(RECORDED INFORMATION):
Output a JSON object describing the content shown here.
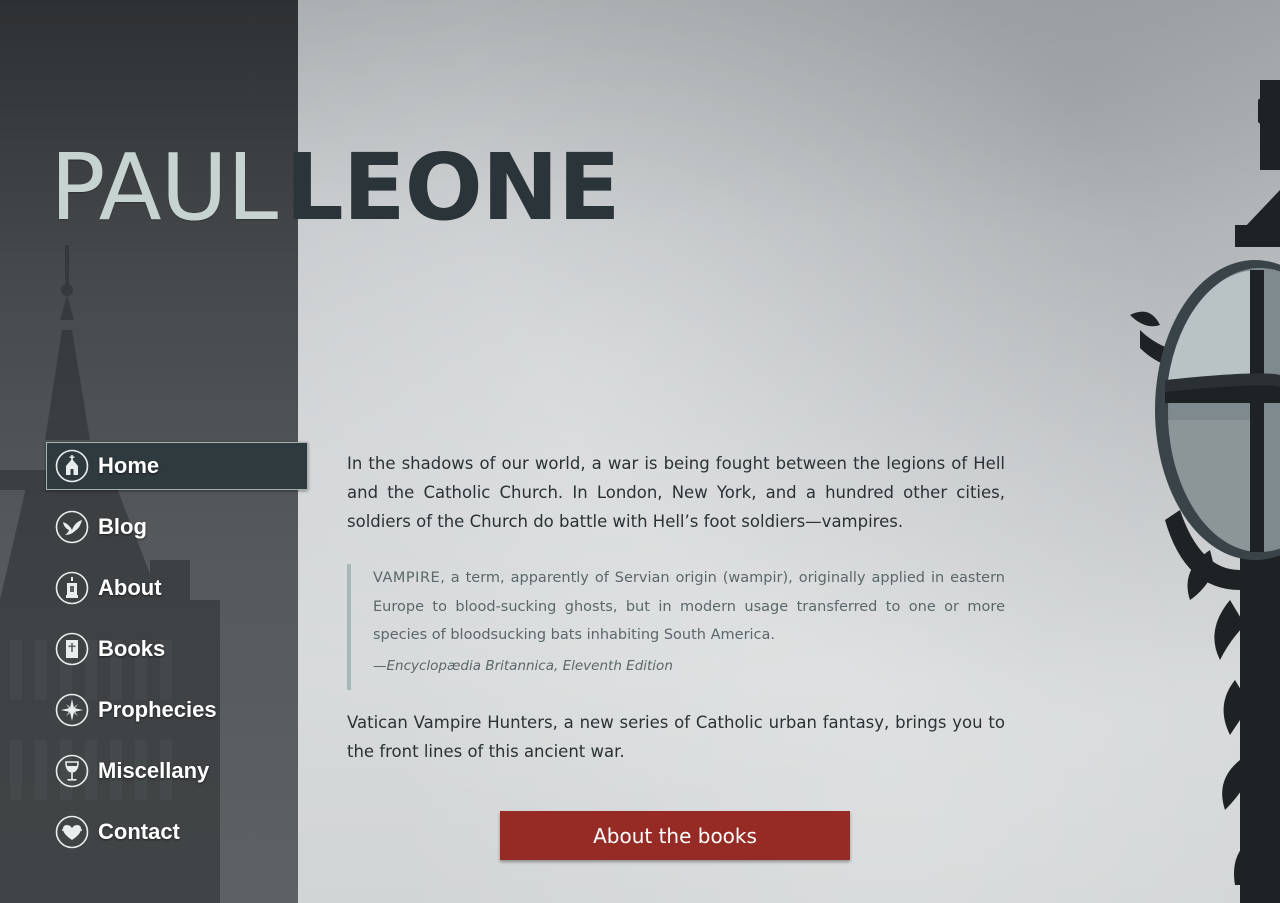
{
  "site_title": {
    "first": "PAUL",
    "last": "LEONE"
  },
  "nav": {
    "items": [
      {
        "label": "Home",
        "icon": "church-icon",
        "active": true
      },
      {
        "label": "Blog",
        "icon": "dove-icon",
        "active": false
      },
      {
        "label": "About",
        "icon": "lantern-icon",
        "active": false
      },
      {
        "label": "Books",
        "icon": "book-icon",
        "active": false
      },
      {
        "label": "Prophecies",
        "icon": "star-compass-icon",
        "active": false
      },
      {
        "label": "Miscellany",
        "icon": "wine-glass-icon",
        "active": false
      },
      {
        "label": "Contact",
        "icon": "heart-icon",
        "active": false
      }
    ]
  },
  "content": {
    "intro": "In the shadows of our world, a war is being fought between the legions of Hell and the Catholic Church. In London, New York, and a hundred other cities, soldiers of the Church do battle with Hell’s foot soldiers—vampires.",
    "quote": {
      "term": "VAMPIRE",
      "text": ", a term, apparently of Servian origin (wampir), originally applied in eastern Europe to blood-sucking ghosts, but in modern usage transferred to one or more species of bloodsucking bats inhabiting South America.",
      "cite": "—Encyclopædia Britannica, Eleventh Edition"
    },
    "outro": "Vatican Vampire Hunters, a new series of Catholic urban fantasy, brings you to the front lines of this ancient war.",
    "cta_label": "About the books"
  },
  "colors": {
    "accent_red": "#962a25",
    "title_dark": "#2b3539",
    "title_light": "#c7d3d0",
    "nav_active_bg": "#2f3a3f",
    "quote_border": "#a8b8b8"
  }
}
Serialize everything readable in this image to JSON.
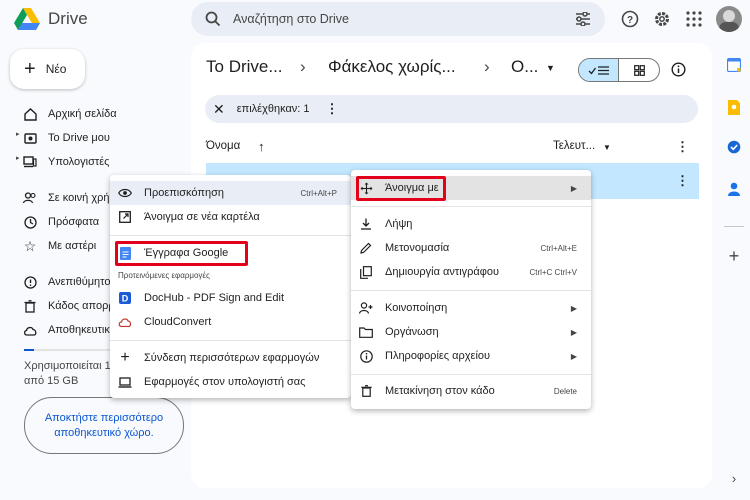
{
  "app": {
    "name": "Drive"
  },
  "search": {
    "placeholder": "Αναζήτηση στο Drive"
  },
  "sidebar": {
    "new_label": "Νέο",
    "items": [
      {
        "label": "Αρχική σελίδα"
      },
      {
        "label": "Το Drive μου"
      },
      {
        "label": "Υπολογιστές"
      },
      {
        "label": "Σε κοινή χρήση"
      },
      {
        "label": "Πρόσφατα"
      },
      {
        "label": "Με αστέρι"
      },
      {
        "label": "Ανεπιθύμητο"
      },
      {
        "label": "Κάδος απορριμμάτων"
      },
      {
        "label": "Αποθηκευτικός χώρος"
      }
    ],
    "storage_text": "Χρησιμοποιείται 1 από 15 GB",
    "get_storage": "Αποκτήστε περισσότερο αποθηκευτικό χώρο."
  },
  "breadcrumb": [
    "Το Drive...",
    "Φάκελος χωρίς...",
    "Ο..."
  ],
  "selection": {
    "label": "επιλέχθηκαν: 1"
  },
  "columns": {
    "name": "Όνομα",
    "modified": "Τελευτ..."
  },
  "open_with_menu": {
    "preview": "Προεπισκόπηση",
    "preview_shortcut": "Ctrl+Alt+P",
    "new_tab": "Άνοιγμα σε νέα καρτέλα",
    "google_docs": "Έγγραφα Google",
    "suggested_header": "Προτεινόμενες εφαρμογές",
    "dochub": "DocHub - PDF Sign and Edit",
    "cloudconvert": "CloudConvert",
    "connect_more": "Σύνδεση περισσότερων εφαρμογών",
    "computer_apps": "Εφαρμογές στον υπολογιστή σας"
  },
  "context_menu": {
    "open_with": "Άνοιγμα με",
    "download": "Λήψη",
    "rename": "Μετονομασία",
    "rename_shortcut": "Ctrl+Alt+E",
    "copy": "Δημιουργία αντιγράφου",
    "copy_shortcut": "Ctrl+C Ctrl+V",
    "share": "Κοινοποίηση",
    "organize": "Οργάνωση",
    "file_info": "Πληροφορίες αρχείου",
    "trash": "Μετακίνηση στον κάδο",
    "trash_shortcut": "Delete"
  },
  "colors": {
    "accent": "#0b57d0",
    "selected": "#c2e7ff",
    "highlight": "#e3001b"
  }
}
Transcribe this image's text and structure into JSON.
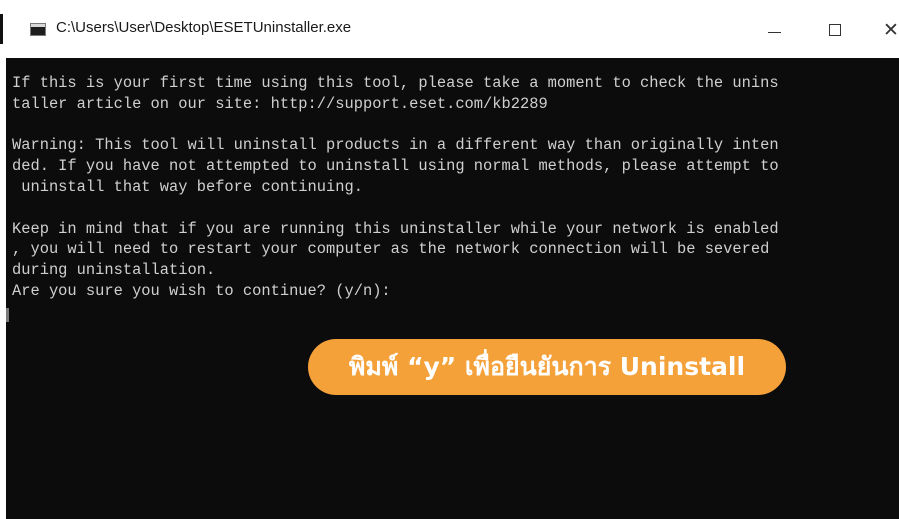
{
  "window": {
    "title": "C:\\Users\\User\\Desktop\\ESETUninstaller.exe",
    "controls": {
      "minimize": "minimize-icon",
      "maximize": "maximize-icon",
      "close": "close-icon"
    }
  },
  "console": {
    "lines": [
      "If this is your first time using this tool, please take a moment to check the unins",
      "taller article on our site: http://support.eset.com/kb2289",
      "",
      "Warning: This tool will uninstall products in a different way than originally inten",
      "ded. If you have not attempted to uninstall using normal methods, please attempt to",
      " uninstall that way before continuing.",
      "",
      "Keep in mind that if you are running this uninstaller while your network is enabled",
      ", you will need to restart your computer as the network connection will be severed",
      "during uninstallation.",
      "Are you sure you wish to continue? (y/n):"
    ]
  },
  "annotation": {
    "text": "พิมพ์ “y” เพื่อยืนยันการ Uninstall",
    "color": "#f4a13a"
  },
  "colors": {
    "console_bg": "#0c0c0c",
    "console_fg": "#cfcfcf",
    "titlebar_bg": "#ffffff"
  }
}
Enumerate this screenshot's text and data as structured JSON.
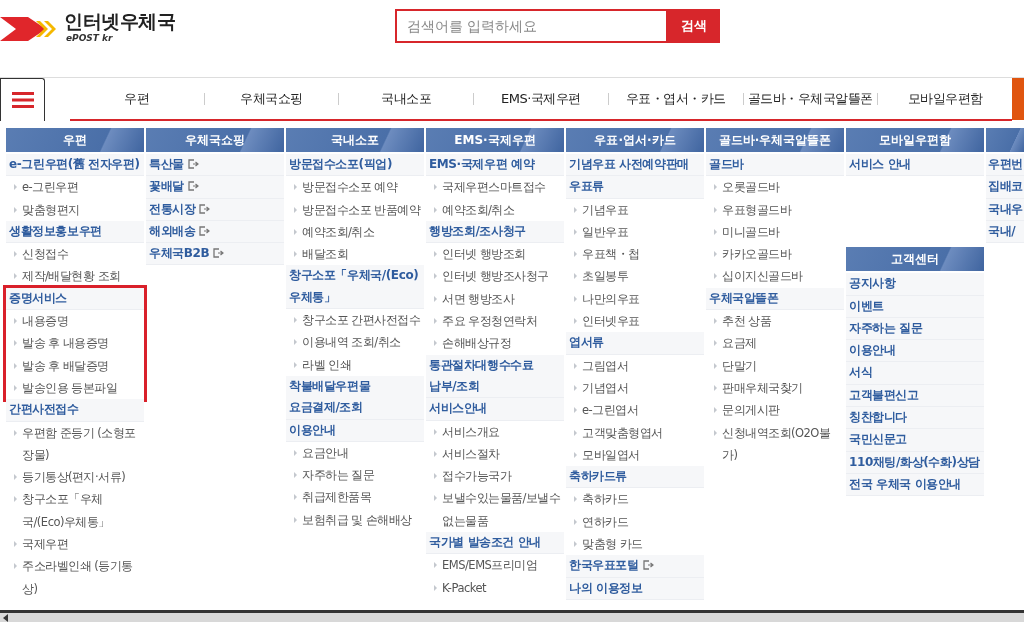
{
  "logo": {
    "title": "인터넷우체국",
    "subtitle": "ePOST kr"
  },
  "search": {
    "placeholder": "검색어를 입력하세요",
    "button": "검색"
  },
  "nav": {
    "items": [
      "우편",
      "우체국쇼핑",
      "국내소포",
      "EMS·국제우편",
      "우표・엽서・카드",
      "골드바・우체국알뜰폰",
      "모바일우편함"
    ]
  },
  "columns": [
    {
      "blocks": [
        {
          "title": "우편",
          "sections": [
            {
              "heading": "e-그린우편(舊 전자우편)",
              "external": false,
              "highlighted": false,
              "items": [
                "e-그린우편",
                "맞춤형편지"
              ]
            },
            {
              "heading": "생활정보홍보우편",
              "external": false,
              "highlighted": false,
              "items": [
                "신청접수",
                "제작/배달현황 조회"
              ]
            },
            {
              "heading": "증명서비스",
              "external": false,
              "highlighted": true,
              "items": [
                "내용증명",
                "발송 후 내용증명",
                "발송 후 배달증명",
                "발송인용 등본파일"
              ]
            },
            {
              "heading": "간편사전접수",
              "external": false,
              "highlighted": false,
              "items": [
                "우편함 준등기 (소형포장물)",
                "등기통상(편지·서류)",
                "창구소포「우체국/(Eco)우체통」",
                "국제우편",
                "주소라벨인쇄 (등기통상)"
              ]
            }
          ]
        }
      ]
    },
    {
      "blocks": [
        {
          "title": "우체국쇼핑",
          "sections": [
            {
              "heading": "특산물",
              "external": true,
              "highlighted": false
            },
            {
              "heading": "꽃배달",
              "external": true,
              "highlighted": false
            },
            {
              "heading": "전통시장",
              "external": true,
              "highlighted": false
            },
            {
              "heading": "해외배송",
              "external": true,
              "highlighted": false
            },
            {
              "heading": "우체국B2B",
              "external": true,
              "highlighted": false
            }
          ]
        }
      ]
    },
    {
      "blocks": [
        {
          "title": "국내소포",
          "sections": [
            {
              "heading": "방문접수소포(픽업)",
              "external": false,
              "highlighted": false,
              "items": [
                "방문접수소포 예약",
                "방문접수소포 반품예약",
                "예약조회/취소",
                "배달조회"
              ]
            },
            {
              "heading": "창구소포「우체국/(Eco)우체통」",
              "external": false,
              "highlighted": false,
              "items": [
                "창구소포 간편사전접수",
                "이용내역 조회/취소",
                "라벨 인쇄"
              ]
            },
            {
              "heading": "착불배달우편물 요금결제/조회",
              "external": false,
              "highlighted": false
            },
            {
              "heading": "이용안내",
              "external": false,
              "highlighted": false,
              "items": [
                "요금안내",
                "자주하는 질문",
                "취급제한품목",
                "보험취급 및 손해배상"
              ]
            }
          ]
        }
      ]
    },
    {
      "blocks": [
        {
          "title": "EMS·국제우편",
          "sections": [
            {
              "heading": "EMS·국제우편 예약",
              "external": false,
              "highlighted": false,
              "items": [
                "국제우편스마트접수",
                "예약조회/취소"
              ]
            },
            {
              "heading": "행방조회/조사청구",
              "external": false,
              "highlighted": false,
              "items": [
                "인터넷 행방조회",
                "인터넷 행방조사청구",
                "서면 행방조사",
                "주요 우정청연락처",
                "손해배상규정"
              ]
            },
            {
              "heading": "통관절차대행수수료 납부/조회",
              "external": false,
              "highlighted": false
            },
            {
              "heading": "서비스안내",
              "external": false,
              "highlighted": false,
              "items": [
                "서비스개요",
                "서비스절차",
                "접수가능국가",
                "보낼수있는물품/보낼수없는물품"
              ]
            },
            {
              "heading": "국가별 발송조건 안내",
              "external": false,
              "highlighted": false,
              "items": [
                "EMS/EMS프리미엄",
                "K-Packet"
              ]
            }
          ]
        }
      ]
    },
    {
      "blocks": [
        {
          "title": "우표·엽서·카드",
          "sections": [
            {
              "heading": "기념우표 사전예약판매",
              "external": false,
              "highlighted": false
            },
            {
              "heading": "우표류",
              "external": false,
              "highlighted": false,
              "items": [
                "기념우표",
                "일반우표",
                "우표책・첩",
                "초일봉투",
                "나만의우표",
                "인터넷우표"
              ]
            },
            {
              "heading": "엽서류",
              "external": false,
              "highlighted": false,
              "items": [
                "그림엽서",
                "기념엽서",
                "e-그린엽서",
                "고객맞춤형엽서",
                "모바일엽서"
              ]
            },
            {
              "heading": "축하카드류",
              "external": false,
              "highlighted": false,
              "items": [
                "축하카드",
                "연하카드",
                "맞춤형 카드"
              ]
            },
            {
              "heading": "한국우표포털",
              "external": true,
              "highlighted": false
            },
            {
              "heading": "나의 이용정보",
              "external": false,
              "highlighted": false
            }
          ]
        }
      ]
    },
    {
      "blocks": [
        {
          "title": "골드바·우체국알뜰폰",
          "sections": [
            {
              "heading": "골드바",
              "external": false,
              "highlighted": false,
              "items": [
                "오롯골드바",
                "우표형골드바",
                "미니골드바",
                "카카오골드바",
                "십이지신골드바"
              ]
            },
            {
              "heading": "우체국알뜰폰",
              "external": false,
              "highlighted": false,
              "items": [
                "추천 상품",
                "요금제",
                "단말기",
                "판매우체국찾기",
                "문의게시판",
                "신청내역조회(O2O불가)"
              ]
            }
          ]
        }
      ]
    },
    {
      "blocks": [
        {
          "title": "모바일우편함",
          "sections": [
            {
              "heading": "서비스 안내",
              "external": false,
              "highlighted": false
            }
          ]
        },
        {
          "title": "고객센터",
          "sections": [
            {
              "heading": "공지사항",
              "external": false,
              "highlighted": false
            },
            {
              "heading": "이벤트",
              "external": false,
              "highlighted": false
            },
            {
              "heading": "자주하는 질문",
              "external": false,
              "highlighted": false
            },
            {
              "heading": "이용안내",
              "external": false,
              "highlighted": false
            },
            {
              "heading": "서식",
              "external": false,
              "highlighted": false
            },
            {
              "heading": "고객불편신고",
              "external": false,
              "highlighted": false
            },
            {
              "heading": "칭찬합니다",
              "external": false,
              "highlighted": false
            },
            {
              "heading": "국민신문고",
              "external": false,
              "highlighted": false
            },
            {
              "heading": "110채팅/화상(수화)상담",
              "external": false,
              "highlighted": false
            },
            {
              "heading": "전국 우체국 이용안내",
              "external": false,
              "highlighted": false
            }
          ]
        }
      ]
    },
    {
      "blocks": [
        {
          "sections": [
            {
              "heading": "우편번",
              "external": false,
              "highlighted": false
            },
            {
              "heading": "집배코",
              "external": false,
              "highlighted": false
            },
            {
              "heading": "국내우",
              "external": false,
              "highlighted": false
            },
            {
              "heading": "국내/",
              "external": false,
              "highlighted": false
            }
          ]
        }
      ]
    }
  ]
}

(WHAT THE TASK ASKS): Every line containing the string "Ctrl" must be listed.

(EXPECTED ANSWER):
    "preview_shortcut": "Ctrl+Alt+P",
    "rename_shortcut": "Ctrl+Alt+E",
    "copy_shortcut": "Ctrl+C Ctrl+V",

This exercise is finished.